Brackets, Return of the Kings and Survival Revival

by Mike Sheahan

O nly two words can describe the events of last week: Brackets, schmackets. As Krusty the Clown would query, "For this I waited a year?" Anyone who saw Connecticut beat Georgia Tech for the NCAA men's championship gets the point. We've all seen better basketball games played in Unitarian Church parking lots. From a personal standpoint, the only good thing to come from this year's tournament was being in the same room with a smattering of Duke fans as the Dandy Boys went down. That's always a nice treat, but the truth is that if the old wives tale about the office secretary who knows nothing about basketball and fills her brackets out based on uniform color and wins the office pool is true, this year should provide the proof.

"That's why they play the games," some so-called genius at ESPN will say, but that ain't gonna bring any of my money back. Conversely, these are guiltless ways to spend your scholarship, Pell grant or actually hard-earned cash.

Given Durango's fickle touch-and-go economy, each time one of our local eateries turns five years old, it's a remarkable event. When one particular eatery has been putting food in my fridge and Huggies on my daughter's butt for almost as many years, then the event becomes splendiferous. On Friday, April 9, Cuckoo's will mark the occasion of its fifth year with specials all day and, most importantly, a performance by the suddenly reclusive Lawn Chair Kings . The once ubiquitous LCK has been hard to catch lately, but these anniversary shows at Cuckoo's have become a tradition and are always great fun. Knowing lips are sealed, but rumor has it that the longtime three-piece has added a fourth member to round out the sound, and the new lineup will make its debut Friday night.

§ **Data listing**
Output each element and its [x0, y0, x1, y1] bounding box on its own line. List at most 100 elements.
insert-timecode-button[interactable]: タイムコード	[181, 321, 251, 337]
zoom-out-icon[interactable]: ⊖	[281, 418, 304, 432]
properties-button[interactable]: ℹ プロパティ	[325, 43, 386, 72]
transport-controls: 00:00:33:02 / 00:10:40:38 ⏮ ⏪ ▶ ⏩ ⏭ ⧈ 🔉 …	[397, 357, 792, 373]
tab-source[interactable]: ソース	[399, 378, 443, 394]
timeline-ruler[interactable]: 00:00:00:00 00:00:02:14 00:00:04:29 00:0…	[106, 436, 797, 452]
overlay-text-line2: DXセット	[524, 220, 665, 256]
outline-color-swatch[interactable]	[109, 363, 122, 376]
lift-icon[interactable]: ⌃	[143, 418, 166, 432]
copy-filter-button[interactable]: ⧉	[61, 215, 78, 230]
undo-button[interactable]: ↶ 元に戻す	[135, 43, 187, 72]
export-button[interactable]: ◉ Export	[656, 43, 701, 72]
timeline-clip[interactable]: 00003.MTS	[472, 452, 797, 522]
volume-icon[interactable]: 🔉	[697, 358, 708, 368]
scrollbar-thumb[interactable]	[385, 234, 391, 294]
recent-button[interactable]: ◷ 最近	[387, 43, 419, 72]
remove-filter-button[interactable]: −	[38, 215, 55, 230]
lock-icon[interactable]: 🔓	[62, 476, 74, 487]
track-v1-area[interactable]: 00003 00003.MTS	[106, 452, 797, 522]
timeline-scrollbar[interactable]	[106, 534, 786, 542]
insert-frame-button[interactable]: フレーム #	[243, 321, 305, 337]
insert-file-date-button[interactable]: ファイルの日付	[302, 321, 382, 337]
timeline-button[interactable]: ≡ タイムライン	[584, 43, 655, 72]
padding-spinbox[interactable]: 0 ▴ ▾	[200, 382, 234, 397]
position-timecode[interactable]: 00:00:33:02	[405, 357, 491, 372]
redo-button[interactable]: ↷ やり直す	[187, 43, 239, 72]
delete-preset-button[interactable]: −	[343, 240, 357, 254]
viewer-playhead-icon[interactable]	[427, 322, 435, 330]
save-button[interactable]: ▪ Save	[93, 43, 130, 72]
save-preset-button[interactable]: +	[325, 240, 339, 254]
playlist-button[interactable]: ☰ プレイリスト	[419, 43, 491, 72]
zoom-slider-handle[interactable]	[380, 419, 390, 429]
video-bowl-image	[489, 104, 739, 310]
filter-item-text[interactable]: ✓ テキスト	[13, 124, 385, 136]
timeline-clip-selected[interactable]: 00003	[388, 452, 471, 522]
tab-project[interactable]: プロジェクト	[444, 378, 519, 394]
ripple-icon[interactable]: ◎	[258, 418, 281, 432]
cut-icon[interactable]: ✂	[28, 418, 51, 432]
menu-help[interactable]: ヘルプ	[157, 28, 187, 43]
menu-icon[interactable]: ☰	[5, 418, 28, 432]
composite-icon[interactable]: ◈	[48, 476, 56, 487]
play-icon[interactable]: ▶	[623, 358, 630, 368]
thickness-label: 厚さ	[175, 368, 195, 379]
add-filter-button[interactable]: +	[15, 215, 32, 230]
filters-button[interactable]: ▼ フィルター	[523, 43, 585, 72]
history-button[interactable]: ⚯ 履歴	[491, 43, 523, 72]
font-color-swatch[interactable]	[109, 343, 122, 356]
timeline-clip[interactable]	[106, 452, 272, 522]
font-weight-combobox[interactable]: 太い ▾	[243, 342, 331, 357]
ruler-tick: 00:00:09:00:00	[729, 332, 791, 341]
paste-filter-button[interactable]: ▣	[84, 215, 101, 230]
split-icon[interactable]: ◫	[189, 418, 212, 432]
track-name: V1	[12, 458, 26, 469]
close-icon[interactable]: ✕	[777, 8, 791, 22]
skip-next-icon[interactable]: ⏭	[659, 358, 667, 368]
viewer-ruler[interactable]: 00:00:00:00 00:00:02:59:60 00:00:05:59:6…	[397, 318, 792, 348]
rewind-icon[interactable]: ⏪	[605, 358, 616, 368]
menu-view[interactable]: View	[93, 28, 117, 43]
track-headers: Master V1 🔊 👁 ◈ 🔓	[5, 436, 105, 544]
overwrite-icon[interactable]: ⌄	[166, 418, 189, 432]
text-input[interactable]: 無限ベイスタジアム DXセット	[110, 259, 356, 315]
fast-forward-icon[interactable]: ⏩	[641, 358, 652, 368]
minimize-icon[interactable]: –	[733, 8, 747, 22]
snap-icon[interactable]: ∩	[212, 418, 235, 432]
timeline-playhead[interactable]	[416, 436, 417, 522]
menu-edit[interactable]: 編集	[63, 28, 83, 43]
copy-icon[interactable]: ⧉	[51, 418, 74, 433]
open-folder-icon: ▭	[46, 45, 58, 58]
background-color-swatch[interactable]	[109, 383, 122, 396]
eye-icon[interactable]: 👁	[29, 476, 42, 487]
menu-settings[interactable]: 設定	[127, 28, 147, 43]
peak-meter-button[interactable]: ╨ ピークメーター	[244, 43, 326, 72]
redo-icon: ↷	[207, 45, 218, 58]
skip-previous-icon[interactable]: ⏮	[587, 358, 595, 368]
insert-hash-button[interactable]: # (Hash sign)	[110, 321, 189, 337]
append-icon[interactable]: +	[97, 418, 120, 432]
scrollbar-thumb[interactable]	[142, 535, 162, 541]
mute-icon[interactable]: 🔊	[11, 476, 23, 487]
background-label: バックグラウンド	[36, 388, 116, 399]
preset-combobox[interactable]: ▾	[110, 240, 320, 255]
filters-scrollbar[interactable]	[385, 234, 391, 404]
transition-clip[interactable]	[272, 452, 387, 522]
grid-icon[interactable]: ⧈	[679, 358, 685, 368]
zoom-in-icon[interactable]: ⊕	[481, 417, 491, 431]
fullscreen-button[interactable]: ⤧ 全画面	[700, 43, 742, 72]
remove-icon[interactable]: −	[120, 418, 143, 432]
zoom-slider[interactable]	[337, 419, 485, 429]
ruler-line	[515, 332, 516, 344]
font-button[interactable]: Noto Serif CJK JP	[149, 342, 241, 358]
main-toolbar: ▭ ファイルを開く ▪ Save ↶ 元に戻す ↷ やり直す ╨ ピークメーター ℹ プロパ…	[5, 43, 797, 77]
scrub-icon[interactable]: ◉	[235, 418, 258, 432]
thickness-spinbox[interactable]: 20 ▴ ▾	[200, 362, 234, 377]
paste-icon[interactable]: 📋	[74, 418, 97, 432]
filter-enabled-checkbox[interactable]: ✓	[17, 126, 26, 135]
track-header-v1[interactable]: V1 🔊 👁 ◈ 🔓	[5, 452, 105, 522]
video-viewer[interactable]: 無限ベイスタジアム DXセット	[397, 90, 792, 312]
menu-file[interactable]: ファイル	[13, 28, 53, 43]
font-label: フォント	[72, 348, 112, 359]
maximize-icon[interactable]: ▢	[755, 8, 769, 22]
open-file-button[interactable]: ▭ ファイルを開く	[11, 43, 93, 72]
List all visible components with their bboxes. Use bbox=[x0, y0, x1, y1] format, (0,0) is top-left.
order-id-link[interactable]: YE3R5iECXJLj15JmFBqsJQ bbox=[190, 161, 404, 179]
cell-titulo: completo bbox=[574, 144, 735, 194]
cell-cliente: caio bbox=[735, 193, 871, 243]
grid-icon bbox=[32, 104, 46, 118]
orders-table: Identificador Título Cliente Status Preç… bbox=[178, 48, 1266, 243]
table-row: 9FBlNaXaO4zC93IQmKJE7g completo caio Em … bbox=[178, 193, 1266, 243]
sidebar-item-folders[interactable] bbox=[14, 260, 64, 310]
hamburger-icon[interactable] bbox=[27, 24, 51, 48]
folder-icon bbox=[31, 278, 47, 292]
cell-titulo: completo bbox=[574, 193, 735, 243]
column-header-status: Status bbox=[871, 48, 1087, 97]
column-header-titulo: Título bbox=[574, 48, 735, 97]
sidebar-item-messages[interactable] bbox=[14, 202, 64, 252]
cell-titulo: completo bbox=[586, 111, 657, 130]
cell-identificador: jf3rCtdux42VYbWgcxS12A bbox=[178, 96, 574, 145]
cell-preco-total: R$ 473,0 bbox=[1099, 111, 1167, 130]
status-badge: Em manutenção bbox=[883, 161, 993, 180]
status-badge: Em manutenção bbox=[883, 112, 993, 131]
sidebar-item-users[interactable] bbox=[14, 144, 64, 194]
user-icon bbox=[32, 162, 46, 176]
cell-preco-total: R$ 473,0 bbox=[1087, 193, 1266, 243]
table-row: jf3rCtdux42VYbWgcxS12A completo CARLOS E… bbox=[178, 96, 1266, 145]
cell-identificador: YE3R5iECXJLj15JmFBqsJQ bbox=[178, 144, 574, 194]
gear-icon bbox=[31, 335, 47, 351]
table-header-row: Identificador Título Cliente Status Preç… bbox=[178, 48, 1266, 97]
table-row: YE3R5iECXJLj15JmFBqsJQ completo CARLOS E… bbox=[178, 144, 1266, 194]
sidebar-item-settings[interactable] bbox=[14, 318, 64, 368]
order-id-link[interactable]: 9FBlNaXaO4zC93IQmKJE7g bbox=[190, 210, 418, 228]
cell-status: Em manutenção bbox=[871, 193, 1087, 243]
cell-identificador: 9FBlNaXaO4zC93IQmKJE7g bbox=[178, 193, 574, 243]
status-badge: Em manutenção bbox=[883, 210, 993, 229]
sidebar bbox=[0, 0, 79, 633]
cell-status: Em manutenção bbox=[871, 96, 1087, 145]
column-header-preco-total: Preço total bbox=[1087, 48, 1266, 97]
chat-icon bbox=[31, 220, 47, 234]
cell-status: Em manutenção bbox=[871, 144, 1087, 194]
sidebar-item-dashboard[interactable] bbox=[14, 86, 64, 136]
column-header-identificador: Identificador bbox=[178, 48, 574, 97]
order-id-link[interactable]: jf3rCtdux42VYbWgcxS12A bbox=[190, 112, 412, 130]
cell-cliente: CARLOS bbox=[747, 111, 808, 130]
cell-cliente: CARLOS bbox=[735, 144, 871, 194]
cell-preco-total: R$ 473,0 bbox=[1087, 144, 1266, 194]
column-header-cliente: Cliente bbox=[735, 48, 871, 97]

§ **Written task A**
Write out the Durango entertainment column word for word, from "O nly two words" to "provide the proof.".
§ **Written task B**
Write what comes next in the Durango entertainment column, picking up after its final sentence.
The records aren't needed for any of this.

§ **Exercise output A**
O nly two words can describe the events of last week: Brackets, schmackets. As Krusty the Clown would query, "For this I waited a year?" Anyone who saw Connecticut beat Georgia Tech for the NCAA men's championship gets the point. We've all seen better basketball games played in Unitarian Church parking lots. From a personal standpoint, the only good thing to come from this year's tournament was being in the same room with a smattering of Duke fans as the Dandy Boys went down. That's always a nice treat, but the truth is that if the old wives tale about the office secretary who knows nothing about basketball and fills her brackets out based on uniform color and wins the office pool is true, this year should provide the proof.

§ **Exercise output B**
While fully aware of the blatant shamelessness of this plug (so spare me the jabs while online at the coffee shop), the Lawn Chair Kings always provide the soundtrack for a fun-filled night, and Friday gives no reason to think otherwise. The music sets off at 10 p.m. and the cover? We don't need no stinking cover.

The next night, April 10, and only one door over from the night before, the Abbey Theatre will host Sand Sheff's third annual Survival Revival variety show. The show is a CD release party (more on that below) and much more. Sheff's organized efforts to "party in the face of madness" are precisely that a well-designed evening of concerted wackiness. Attendees will see many live musicians perform in varied forms and, among other acts, jugglers will be present.

To find Sand at the Office Spiritorium on Mondays or at Scoot 'n Blues from time to time is either a great score or happy accident. To make this show is to enjoy one of the most fun and eclectic nights to have been dropped on any local stage lately by anyone. Members of the Reeltime Travelers will open the night, and while that seems like enough in itself, this is just the tip of the iceberg. Doors open for the Revival at 7 p.m.

The Arizona based ska/funk/punk band Warsaw will drop into the Summit for what seems like a bi-annual visit on Saturday, April 10. Conventional wisdom has it that the band hasn't changed much in its 10-plus years, but as with punk and country music, ska seems to be an acceptably narrow genre. With three chords and a few horns there isn't much room for derivation. And really who cares? Ripping those three chords, turning the horns up to 11 and pasting on a syncopated back end are enough to keep you skanking with pride through songs you heard a million times before, right?

Quote of the Week: "Dudes, I guarantee Duke will win it all."

Web site of the Week: Due to an unplanned failure of personal technology, I recently found myself without all connection to the virtual world. It was during this disconcerting time that I was able to reconnect with my wife, daughter and the ever-growing pile of dishes in the sink. Whether your hook is the Internet, dog races or heroin, we all need such a break from time to time. Take yours this week.

Album of the Week: The above mentioned CD release party at the Abbey Theatre happens around Sand Sheff's latest release "Free on This Mountain." It's an expansive record that boasts a regular who's who of local musicians culled from almost every local bluegrass, country or folk band.

Sheff himself comes across a bit like a "Lost Dogs and Mixed Blessings"-era John Prine without the self deprecation but with all the honesty and revelation. Also, the album's lone cover, Bob Dylan's "Tonight I'll be Staying Here With You," from Dylan's jaw-dropping "Nashville Skyline," treads on sacred ground.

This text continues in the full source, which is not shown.